Repeat each line exactly as it is written.

Entries from a dataset:
********************

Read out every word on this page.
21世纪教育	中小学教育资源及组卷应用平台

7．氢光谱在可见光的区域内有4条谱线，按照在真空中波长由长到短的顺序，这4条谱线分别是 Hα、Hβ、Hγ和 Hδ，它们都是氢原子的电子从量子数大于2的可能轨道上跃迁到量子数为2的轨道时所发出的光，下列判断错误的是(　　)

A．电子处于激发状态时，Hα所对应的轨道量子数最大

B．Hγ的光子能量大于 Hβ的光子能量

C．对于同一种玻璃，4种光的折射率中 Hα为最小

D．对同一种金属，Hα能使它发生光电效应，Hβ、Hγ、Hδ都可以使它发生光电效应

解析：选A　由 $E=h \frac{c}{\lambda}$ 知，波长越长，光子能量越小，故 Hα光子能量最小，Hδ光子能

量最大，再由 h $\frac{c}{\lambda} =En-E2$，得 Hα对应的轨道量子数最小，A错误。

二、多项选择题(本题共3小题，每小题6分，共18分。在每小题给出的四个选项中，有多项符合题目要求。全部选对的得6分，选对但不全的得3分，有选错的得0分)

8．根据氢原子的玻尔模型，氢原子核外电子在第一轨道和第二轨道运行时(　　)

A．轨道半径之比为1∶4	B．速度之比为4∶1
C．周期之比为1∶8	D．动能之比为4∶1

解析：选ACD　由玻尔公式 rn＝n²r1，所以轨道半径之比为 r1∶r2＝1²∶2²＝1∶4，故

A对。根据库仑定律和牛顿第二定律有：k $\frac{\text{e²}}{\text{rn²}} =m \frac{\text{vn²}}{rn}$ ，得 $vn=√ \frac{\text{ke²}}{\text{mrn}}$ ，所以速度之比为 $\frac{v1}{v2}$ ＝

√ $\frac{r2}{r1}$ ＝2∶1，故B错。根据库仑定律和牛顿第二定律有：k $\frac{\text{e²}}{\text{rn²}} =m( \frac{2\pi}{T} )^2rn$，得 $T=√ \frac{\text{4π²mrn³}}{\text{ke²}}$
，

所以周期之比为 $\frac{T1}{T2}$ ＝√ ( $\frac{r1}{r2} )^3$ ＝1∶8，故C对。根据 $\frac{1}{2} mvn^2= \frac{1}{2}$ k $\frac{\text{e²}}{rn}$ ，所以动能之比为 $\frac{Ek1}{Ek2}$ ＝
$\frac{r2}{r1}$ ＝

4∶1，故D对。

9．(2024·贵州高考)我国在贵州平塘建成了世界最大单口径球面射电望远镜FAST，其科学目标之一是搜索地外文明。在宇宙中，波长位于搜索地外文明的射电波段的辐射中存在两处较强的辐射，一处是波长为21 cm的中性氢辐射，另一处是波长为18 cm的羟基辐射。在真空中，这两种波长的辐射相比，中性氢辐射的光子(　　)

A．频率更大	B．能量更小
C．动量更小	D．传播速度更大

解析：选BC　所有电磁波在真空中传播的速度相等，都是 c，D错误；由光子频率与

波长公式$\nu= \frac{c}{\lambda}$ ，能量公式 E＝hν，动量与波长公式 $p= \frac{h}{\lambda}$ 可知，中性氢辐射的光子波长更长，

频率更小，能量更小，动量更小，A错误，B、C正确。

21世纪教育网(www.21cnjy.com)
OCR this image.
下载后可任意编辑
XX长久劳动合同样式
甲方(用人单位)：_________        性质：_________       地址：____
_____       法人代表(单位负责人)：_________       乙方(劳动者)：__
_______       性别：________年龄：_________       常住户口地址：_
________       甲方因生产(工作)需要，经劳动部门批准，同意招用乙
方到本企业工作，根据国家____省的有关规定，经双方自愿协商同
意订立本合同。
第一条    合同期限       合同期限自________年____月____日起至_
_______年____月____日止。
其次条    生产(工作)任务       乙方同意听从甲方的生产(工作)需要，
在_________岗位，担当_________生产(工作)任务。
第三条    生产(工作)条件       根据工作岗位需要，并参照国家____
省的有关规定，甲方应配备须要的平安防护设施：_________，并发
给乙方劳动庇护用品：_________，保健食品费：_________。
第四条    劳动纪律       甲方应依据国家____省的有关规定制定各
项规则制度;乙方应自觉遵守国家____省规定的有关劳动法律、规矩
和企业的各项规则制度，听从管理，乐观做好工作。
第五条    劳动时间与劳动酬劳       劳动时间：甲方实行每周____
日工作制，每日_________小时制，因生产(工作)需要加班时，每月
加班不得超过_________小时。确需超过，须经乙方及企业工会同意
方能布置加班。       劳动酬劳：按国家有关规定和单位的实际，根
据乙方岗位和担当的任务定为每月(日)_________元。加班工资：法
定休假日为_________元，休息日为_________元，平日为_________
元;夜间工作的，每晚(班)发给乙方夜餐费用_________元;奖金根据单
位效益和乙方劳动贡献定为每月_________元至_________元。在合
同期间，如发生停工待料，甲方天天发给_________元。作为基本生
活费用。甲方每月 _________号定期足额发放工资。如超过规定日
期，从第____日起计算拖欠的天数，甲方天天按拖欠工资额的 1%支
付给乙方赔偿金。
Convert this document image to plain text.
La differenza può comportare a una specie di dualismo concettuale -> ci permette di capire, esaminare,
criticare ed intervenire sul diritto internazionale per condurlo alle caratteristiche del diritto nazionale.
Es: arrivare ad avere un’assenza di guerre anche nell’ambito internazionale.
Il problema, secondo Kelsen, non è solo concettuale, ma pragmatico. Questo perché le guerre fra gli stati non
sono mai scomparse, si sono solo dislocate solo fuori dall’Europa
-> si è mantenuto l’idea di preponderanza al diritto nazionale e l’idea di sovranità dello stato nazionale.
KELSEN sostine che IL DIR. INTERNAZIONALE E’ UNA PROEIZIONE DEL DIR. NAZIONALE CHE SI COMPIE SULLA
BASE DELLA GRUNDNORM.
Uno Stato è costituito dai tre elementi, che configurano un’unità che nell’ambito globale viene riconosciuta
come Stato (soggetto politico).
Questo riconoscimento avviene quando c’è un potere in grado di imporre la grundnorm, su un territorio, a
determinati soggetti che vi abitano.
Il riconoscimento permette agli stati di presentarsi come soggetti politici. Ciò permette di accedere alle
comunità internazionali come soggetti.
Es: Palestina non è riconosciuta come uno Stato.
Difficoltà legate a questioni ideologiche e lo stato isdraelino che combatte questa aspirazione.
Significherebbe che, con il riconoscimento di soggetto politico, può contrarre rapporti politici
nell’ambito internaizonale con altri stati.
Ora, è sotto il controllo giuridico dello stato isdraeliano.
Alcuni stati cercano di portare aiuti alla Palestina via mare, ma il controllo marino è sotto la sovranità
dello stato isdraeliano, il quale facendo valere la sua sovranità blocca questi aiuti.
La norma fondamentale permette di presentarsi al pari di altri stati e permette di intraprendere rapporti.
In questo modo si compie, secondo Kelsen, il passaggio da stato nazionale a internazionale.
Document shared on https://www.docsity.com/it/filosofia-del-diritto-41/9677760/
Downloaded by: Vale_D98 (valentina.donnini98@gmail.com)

********************

Full answer:
Read out every word on this page.
21世纪教育	中小学教育资源及组卷应用平台

7．氢光谱在可见光的区域内有4条谱线，按照在真空中波长由长到短的顺序，这4条谱线分别是 Hα、Hβ、Hγ和 Hδ，它们都是氢原子的电子从量子数大于2的可能轨道上跃迁到量子数为2的轨道时所发出的光，下列判断错误的是(　　)

A．电子处于激发状态时，Hα所对应的轨道量子数最大

B．Hγ的光子能量大于 Hβ的光子能量

C．对于同一种玻璃，4种光的折射率中 Hα为最小

D．对同一种金属，Hα能使它发生光电效应，Hβ、Hγ、Hδ都可以使它发生光电效应

解析：选A　由 $E=h \frac{c}{\lambda}$ 知，波长越长，光子能量越小，故 Hα光子能量最小，Hδ光子能

量最大，再由 h $\frac{c}{\lambda} =En-E2$，得 Hα对应的轨道量子数最小，A错误。

二、多项选择题(本题共3小题，每小题6分，共18分。在每小题给出的四个选项中，有多项符合题目要求。全部选对的得6分，选对但不全的得3分，有选错的得0分)

8．根据氢原子的玻尔模型，氢原子核外电子在第一轨道和第二轨道运行时(　　)

A．轨道半径之比为1∶4	B．速度之比为4∶1
C．周期之比为1∶8	D．动能之比为4∶1

解析：选ACD　由玻尔公式 rn＝n²r1，所以轨道半径之比为 r1∶r2＝1²∶2²＝1∶4，故

A对。根据库仑定律和牛顿第二定律有：k $\frac{\text{e²}}{\text{rn²}} =m \frac{\text{vn²}}{rn}$ ，得 $vn=√ \frac{\text{ke²}}{\text{mrn}}$ ，所以速度之比为 $\frac{v1}{v2}$ ＝

√ $\frac{r2}{r1}$ ＝2∶1，故B错。根据库仑定律和牛顿第二定律有：k $\frac{\text{e²}}{\text{rn²}} =m( \frac{2\pi}{T} )^2rn$，得 $T=√ \frac{\text{4π²mrn³}}{\text{ke²}}$
，

所以周期之比为 $\frac{T1}{T2}$ ＝√ ( $\frac{r1}{r2} )^3$ ＝1∶8，故C对。根据 $\frac{1}{2} mvn^2= \frac{1}{2}$ k $\frac{\text{e²}}{rn}$ ，所以动能之比为 $\frac{Ek1}{Ek2}$ ＝
$\frac{r2}{r1}$ ＝

4∶1，故D对。

9．(2024·贵州高考)我国在贵州平塘建成了世界最大单口径球面射电望远镜FAST，其科学目标之一是搜索地外文明。在宇宙中，波长位于搜索地外文明的射电波段的辐射中存在两处较强的辐射，一处是波长为21 cm的中性氢辐射，另一处是波长为18 cm的羟基辐射。在真空中，这两种波长的辐射相比，中性氢辐射的光子(　　)

A．频率更大	B．能量更小
C．动量更小	D．传播速度更大

解析：选BC　所有电磁波在真空中传播的速度相等，都是 c，D错误；由光子频率与

波长公式$\nu= \frac{c}{\lambda}$ ，能量公式 E＝hν，动量与波长公式 $p= \frac{h}{\lambda}$ 可知，中性氢辐射的光子波长更长，

频率更小，能量更小，动量更小，A错误，B、C正确。

21世纪教育网(www.21cnjy.com)
OCR this image.
下载后可任意编辑
XX长久劳动合同样式
甲方(用人单位)：_________        性质：_________       地址：____
_____       法人代表(单位负责人)：_________       乙方(劳动者)：__
_______       性别：________年龄：_________       常住户口地址：_
________       甲方因生产(工作)需要，经劳动部门批准，同意招用乙
方到本企业工作，根据国家____省的有关规定，经双方自愿协商同
意订立本合同。
第一条    合同期限       合同期限自________年____月____日起至_
_______年____月____日止。
其次条    生产(工作)任务       乙方同意听从甲方的生产(工作)需要，
在_________岗位，担当_________生产(工作)任务。
第三条    生产(工作)条件       根据工作岗位需要，并参照国家____
省的有关规定，甲方应配备须要的平安防护设施：_________，并发
给乙方劳动庇护用品：_________，保健食品费：_________。
第四条    劳动纪律       甲方应依据国家____省的有关规定制定各
项规则制度;乙方应自觉遵守国家____省规定的有关劳动法律、规矩
和企业的各项规则制度，听从管理，乐观做好工作。
第五条    劳动时间与劳动酬劳       劳动时间：甲方实行每周____
日工作制，每日_________小时制，因生产(工作)需要加班时，每月
加班不得超过_________小时。确需超过，须经乙方及企业工会同意
方能布置加班。       劳动酬劳：按国家有关规定和单位的实际，根
据乙方岗位和担当的任务定为每月(日)_________元。加班工资：法
定休假日为_________元，休息日为_________元，平日为_________
元;夜间工作的，每晚(班)发给乙方夜餐费用_________元;奖金根据单
位效益和乙方劳动贡献定为每月_________元至_________元。在合
同期间，如发生停工待料，甲方天天发给_________元。作为基本生
活费用。甲方每月 _________号定期足额发放工资。如超过规定日
期，从第____日起计算拖欠的天数，甲方天天按拖欠工资额的 1%支
付给乙方赔偿金。
Convert this document image to plain text.
La differenza può comportare a una specie di dualismo concettuale -> ci permette di capire, esaminare,
criticare ed intervenire sul diritto internazionale per condurlo alle caratteristiche del diritto nazionale.
Es: arrivare ad avere un’assenza di guerre anche nell’ambito internazionale.
Il problema, secondo Kelsen, non è solo concettuale, ma pragmatico. Questo perché le guerre fra gli stati non
sono mai scomparse, si sono solo dislocate solo fuori dall’Europa
-> si è mantenuto l’idea di preponderanza al diritto nazionale e l’idea di sovranità dello stato nazionale.
KELSEN sostine che IL DIR. INTERNAZIONALE E’ UNA PROEIZIONE DEL DIR. NAZIONALE CHE SI COMPIE SULLA
BASE DELLA GRUNDNORM.
Uno Stato è costituito dai tre elementi, che configurano un’unità che nell’ambito globale viene riconosciuta
come Stato (soggetto politico).
Questo riconoscimento avviene quando c’è un potere in grado di imporre la grundnorm, su un territorio, a
determinati soggetti che vi abitano.
Il riconoscimento permette agli stati di presentarsi come soggetti politici. Ciò permette di accedere alle
comunità internazionali come soggetti.
Es: Palestina non è riconosciuta come uno Stato.
Difficoltà legate a questioni ideologiche e lo stato isdraelino che combatte questa aspirazione.
Significherebbe che, con il riconoscimento di soggetto politico, può contrarre rapporti politici
nell’ambito internaizonale con altri stati.
Ora, è sotto il controllo giuridico dello stato isdraeliano.
Alcuni stati cercano di portare aiuti alla Palestina via mare, ma il controllo marino è sotto la sovranità
dello stato isdraeliano, il quale facendo valere la sua sovranità blocca questi aiuti.
La norma fondamentale permette di presentarsi al pari di altri stati e permette di intraprendere rapporti.
In questo modo si compie, secondo Kelsen, il passaggio da stato nazionale a internazionale.
Document shared on https://www.docsity.com/it/filosofia-del-diritto-41/9677760/
Downloaded by: Vale_D98 (valentina.donnini98@gmail.com)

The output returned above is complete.